§ **Aim of the exercise**: Copy out each line exactly; pictures stay out of the copy.
::::::::::
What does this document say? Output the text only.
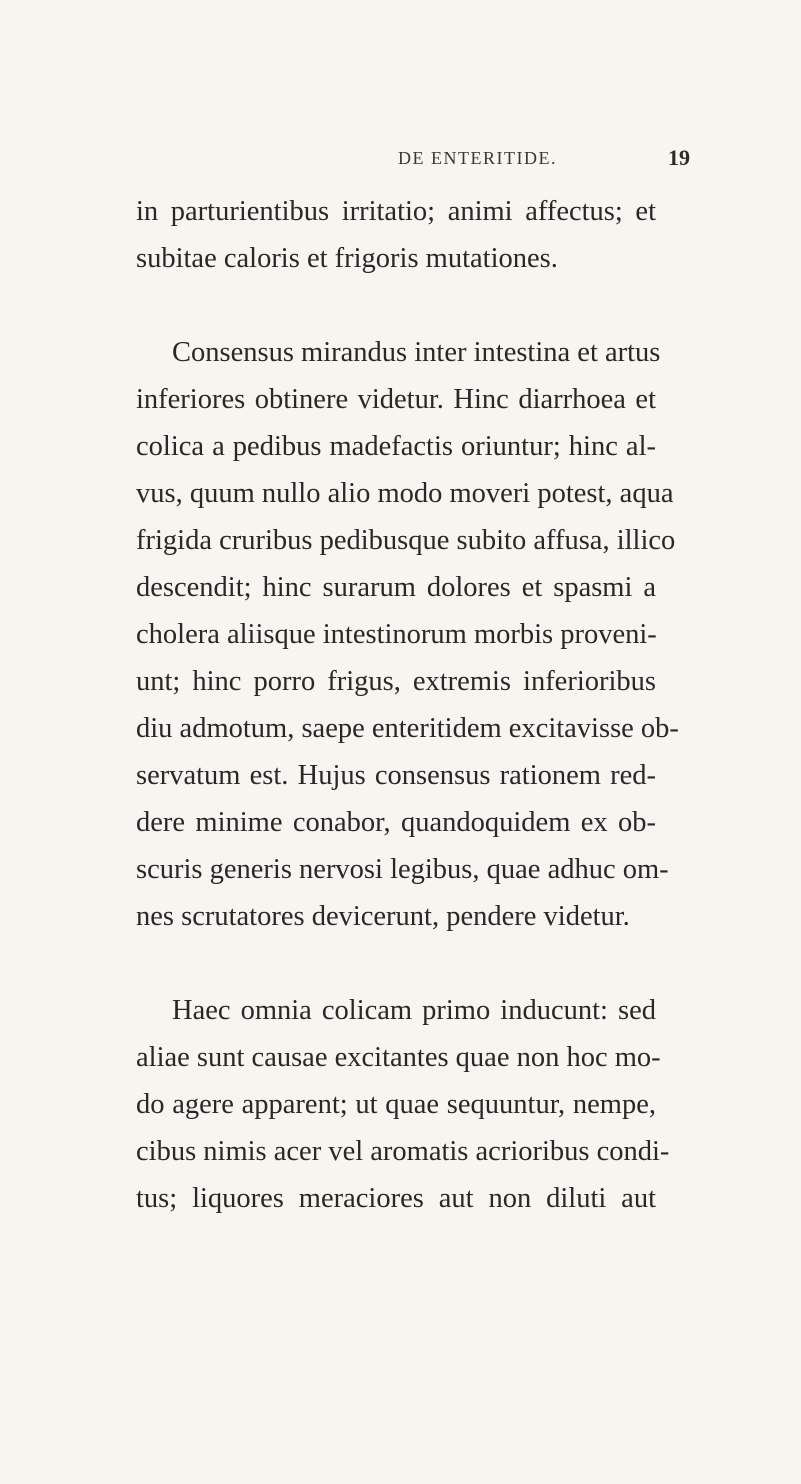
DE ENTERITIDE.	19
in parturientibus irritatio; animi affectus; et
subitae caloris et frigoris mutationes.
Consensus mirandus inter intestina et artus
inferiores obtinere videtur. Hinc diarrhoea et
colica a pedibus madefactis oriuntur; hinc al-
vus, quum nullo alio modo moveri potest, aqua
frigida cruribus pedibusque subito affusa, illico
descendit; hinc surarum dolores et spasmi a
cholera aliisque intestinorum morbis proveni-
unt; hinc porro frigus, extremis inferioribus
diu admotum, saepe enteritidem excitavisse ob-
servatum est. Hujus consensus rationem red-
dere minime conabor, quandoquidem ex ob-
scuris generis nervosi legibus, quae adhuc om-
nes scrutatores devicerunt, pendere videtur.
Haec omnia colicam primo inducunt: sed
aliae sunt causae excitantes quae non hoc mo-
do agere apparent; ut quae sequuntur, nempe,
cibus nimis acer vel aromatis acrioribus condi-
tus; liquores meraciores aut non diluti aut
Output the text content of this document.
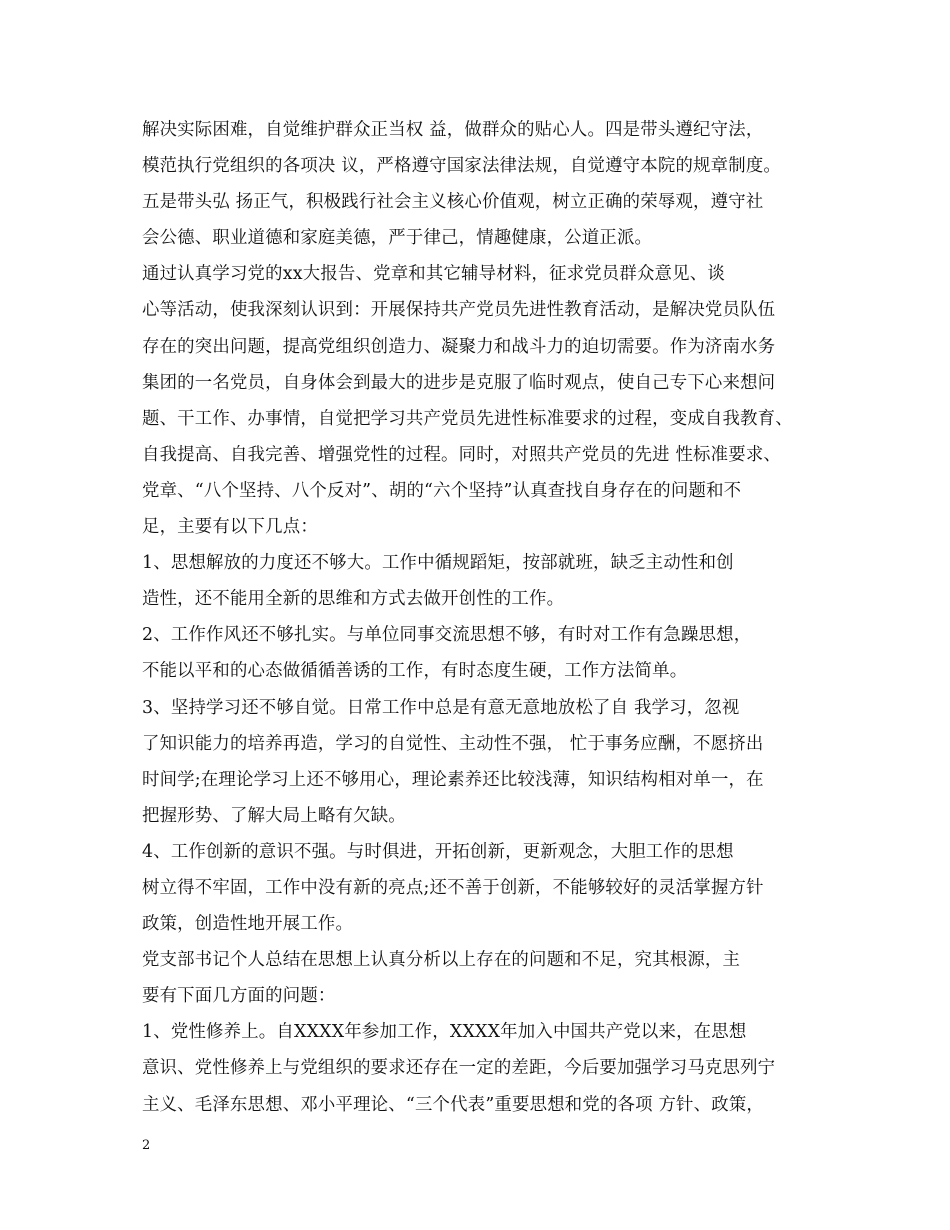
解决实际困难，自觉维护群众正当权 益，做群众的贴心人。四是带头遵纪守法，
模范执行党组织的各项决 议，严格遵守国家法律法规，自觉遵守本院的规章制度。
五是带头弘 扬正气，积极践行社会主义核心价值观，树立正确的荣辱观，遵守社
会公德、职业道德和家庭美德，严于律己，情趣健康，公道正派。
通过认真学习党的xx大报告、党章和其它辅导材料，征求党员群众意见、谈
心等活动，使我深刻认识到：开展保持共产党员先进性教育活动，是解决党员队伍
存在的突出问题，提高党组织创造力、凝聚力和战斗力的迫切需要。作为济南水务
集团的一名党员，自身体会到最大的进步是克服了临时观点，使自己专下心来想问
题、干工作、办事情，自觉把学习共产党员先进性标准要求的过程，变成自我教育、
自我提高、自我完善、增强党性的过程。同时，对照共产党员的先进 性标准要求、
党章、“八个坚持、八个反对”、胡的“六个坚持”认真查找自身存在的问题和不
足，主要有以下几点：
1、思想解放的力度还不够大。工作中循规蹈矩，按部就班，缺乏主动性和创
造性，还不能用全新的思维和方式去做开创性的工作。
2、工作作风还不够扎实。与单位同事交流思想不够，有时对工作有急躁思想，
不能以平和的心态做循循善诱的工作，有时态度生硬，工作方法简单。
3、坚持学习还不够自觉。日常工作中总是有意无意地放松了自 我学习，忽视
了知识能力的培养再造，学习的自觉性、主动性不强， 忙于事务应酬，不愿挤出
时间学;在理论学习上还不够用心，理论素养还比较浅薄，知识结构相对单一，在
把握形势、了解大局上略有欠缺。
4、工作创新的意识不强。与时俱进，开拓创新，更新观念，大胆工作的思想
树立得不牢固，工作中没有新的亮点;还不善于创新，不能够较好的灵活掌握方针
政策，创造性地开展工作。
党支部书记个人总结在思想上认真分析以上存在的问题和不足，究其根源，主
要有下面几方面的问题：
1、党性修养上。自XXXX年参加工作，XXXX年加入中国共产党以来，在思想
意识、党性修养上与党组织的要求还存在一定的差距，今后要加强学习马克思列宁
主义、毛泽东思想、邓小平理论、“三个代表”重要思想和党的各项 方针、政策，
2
::::::::::
§ **Task answer**:
What does this document say? Output the text only.
DE ENTERITIDE.	19
in parturientibus irritatio; animi affectus; et
subitae caloris et frigoris mutationes.
Consensus mirandus inter intestina et artus
inferiores obtinere videtur. Hinc diarrhoea et
colica a pedibus madefactis oriuntur; hinc al-
vus, quum nullo alio modo moveri potest, aqua
frigida cruribus pedibusque subito affusa, illico
descendit; hinc surarum dolores et spasmi a
cholera aliisque intestinorum morbis proveni-
unt; hinc porro frigus, extremis inferioribus
diu admotum, saepe enteritidem excitavisse ob-
servatum est. Hujus consensus rationem red-
dere minime conabor, quandoquidem ex ob-
scuris generis nervosi legibus, quae adhuc om-
nes scrutatores devicerunt, pendere videtur.
Haec omnia colicam primo inducunt: sed
aliae sunt causae excitantes quae non hoc mo-
do agere apparent; ut quae sequuntur, nempe,
cibus nimis acer vel aromatis acrioribus condi-
tus; liquores meraciores aut non diluti aut
Output the text content of this document.
解决实际困难，自觉维护群众正当权 益，做群众的贴心人。四是带头遵纪守法，
模范执行党组织的各项决 议，严格遵守国家法律法规，自觉遵守本院的规章制度。
五是带头弘 扬正气，积极践行社会主义核心价值观，树立正确的荣辱观，遵守社
会公德、职业道德和家庭美德，严于律己，情趣健康，公道正派。
通过认真学习党的xx大报告、党章和其它辅导材料，征求党员群众意见、谈
心等活动，使我深刻认识到：开展保持共产党员先进性教育活动，是解决党员队伍
存在的突出问题，提高党组织创造力、凝聚力和战斗力的迫切需要。作为济南水务
集团的一名党员，自身体会到最大的进步是克服了临时观点，使自己专下心来想问
题、干工作、办事情，自觉把学习共产党员先进性标准要求的过程，变成自我教育、
自我提高、自我完善、增强党性的过程。同时，对照共产党员的先进 性标准要求、
党章、“八个坚持、八个反对”、胡的“六个坚持”认真查找自身存在的问题和不
足，主要有以下几点：
1、思想解放的力度还不够大。工作中循规蹈矩，按部就班，缺乏主动性和创
造性，还不能用全新的思维和方式去做开创性的工作。
2、工作作风还不够扎实。与单位同事交流思想不够，有时对工作有急躁思想，
不能以平和的心态做循循善诱的工作，有时态度生硬，工作方法简单。
3、坚持学习还不够自觉。日常工作中总是有意无意地放松了自 我学习，忽视
了知识能力的培养再造，学习的自觉性、主动性不强， 忙于事务应酬，不愿挤出
时间学;在理论学习上还不够用心，理论素养还比较浅薄，知识结构相对单一，在
把握形势、了解大局上略有欠缺。
4、工作创新的意识不强。与时俱进，开拓创新，更新观念，大胆工作的思想
树立得不牢固，工作中没有新的亮点;还不善于创新，不能够较好的灵活掌握方针
政策，创造性地开展工作。
党支部书记个人总结在思想上认真分析以上存在的问题和不足，究其根源，主
要有下面几方面的问题：
1、党性修养上。自XXXX年参加工作，XXXX年加入中国共产党以来，在思想
意识、党性修养上与党组织的要求还存在一定的差距，今后要加强学习马克思列宁
主义、毛泽东思想、邓小平理论、“三个代表”重要思想和党的各项 方针、政策，
2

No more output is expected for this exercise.